◆ Provided data
* start *

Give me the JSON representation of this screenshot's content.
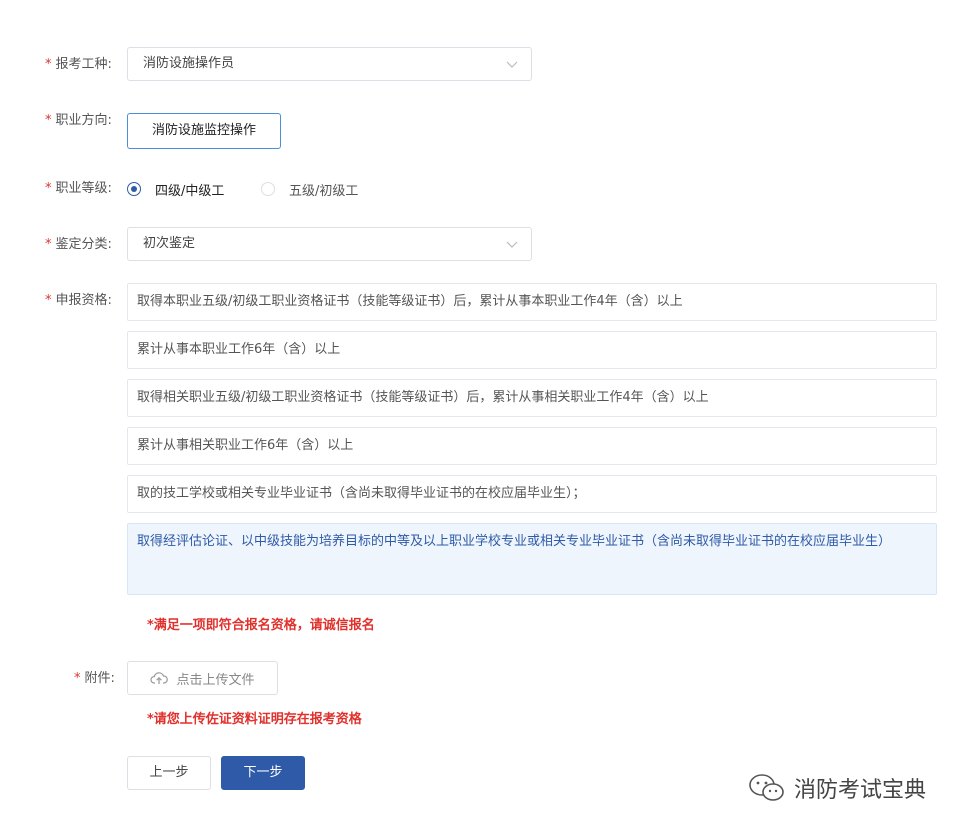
{
  "form": {
    "exam_type": {
      "label": "报考工种:",
      "value": "消防设施操作员"
    },
    "direction": {
      "label": "职业方向:",
      "value": "消防设施监控操作"
    },
    "level": {
      "label": "职业等级:",
      "options": [
        {
          "label": "四级/中级工",
          "checked": true
        },
        {
          "label": "五级/初级工",
          "checked": false
        }
      ]
    },
    "category": {
      "label": "鉴定分类:",
      "value": "初次鉴定"
    },
    "qualification": {
      "label": "申报资格:",
      "options": [
        "取得本职业五级/初级工职业资格证书（技能等级证书）后，累计从事本职业工作4年（含）以上",
        "累计从事本职业工作6年（含）以上",
        "取得相关职业五级/初级工职业资格证书（技能等级证书）后，累计从事相关职业工作4年（含）以上",
        "累计从事相关职业工作6年（含）以上",
        "取的技工学校或相关专业毕业证书（含尚未取得毕业证书的在校应届毕业生）；",
        "取得经评估论证、以中级技能为培养目标的中等及以上职业学校专业或相关专业毕业证书（含尚未取得毕业证书的在校应届毕业生）"
      ],
      "selected_index": 5,
      "note": "*满足一项即符合报名资格，请诚信报名"
    },
    "attachment": {
      "label": "附件:",
      "upload_label": "点击上传文件",
      "note": "*请您上传佐证资料证明存在报考资格"
    }
  },
  "buttons": {
    "prev": "上一步",
    "next": "下一步"
  },
  "watermark": "消防考试宝典",
  "required_mark": "*",
  "colors": {
    "primary": "#2f5aa8",
    "required": "#e0312c",
    "selected_bg": "#eef5fd"
  }
}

* end *

◆ What this task involves
Restate each of the entries above word for word and skip every image.

◆ Complete output
Give me the JSON representation of this screenshot's content.
{
  "form": {
    "exam_type": {
      "label": "报考工种:",
      "value": "消防设施操作员"
    },
    "direction": {
      "label": "职业方向:",
      "value": "消防设施监控操作"
    },
    "level": {
      "label": "职业等级:",
      "options": [
        {
          "label": "四级/中级工",
          "checked": true
        },
        {
          "label": "五级/初级工",
          "checked": false
        }
      ]
    },
    "category": {
      "label": "鉴定分类:",
      "value": "初次鉴定"
    },
    "qualification": {
      "label": "申报资格:",
      "options": [
        "取得本职业五级/初级工职业资格证书（技能等级证书）后，累计从事本职业工作4年（含）以上",
        "累计从事本职业工作6年（含）以上",
        "取得相关职业五级/初级工职业资格证书（技能等级证书）后，累计从事相关职业工作4年（含）以上",
        "累计从事相关职业工作6年（含）以上",
        "取的技工学校或相关专业毕业证书（含尚未取得毕业证书的在校应届毕业生）；",
        "取得经评估论证、以中级技能为培养目标的中等及以上职业学校专业或相关专业毕业证书（含尚未取得毕业证书的在校应届毕业生）"
      ],
      "selected_index": 5,
      "note": "*满足一项即符合报名资格，请诚信报名"
    },
    "attachment": {
      "label": "附件:",
      "upload_label": "点击上传文件",
      "note": "*请您上传佐证资料证明存在报考资格"
    }
  },
  "buttons": {
    "prev": "上一步",
    "next": "下一步"
  },
  "watermark": "消防考试宝典",
  "required_mark": "*",
  "colors": {
    "primary": "#2f5aa8",
    "required": "#e0312c",
    "selected_bg": "#eef5fd"
  }
}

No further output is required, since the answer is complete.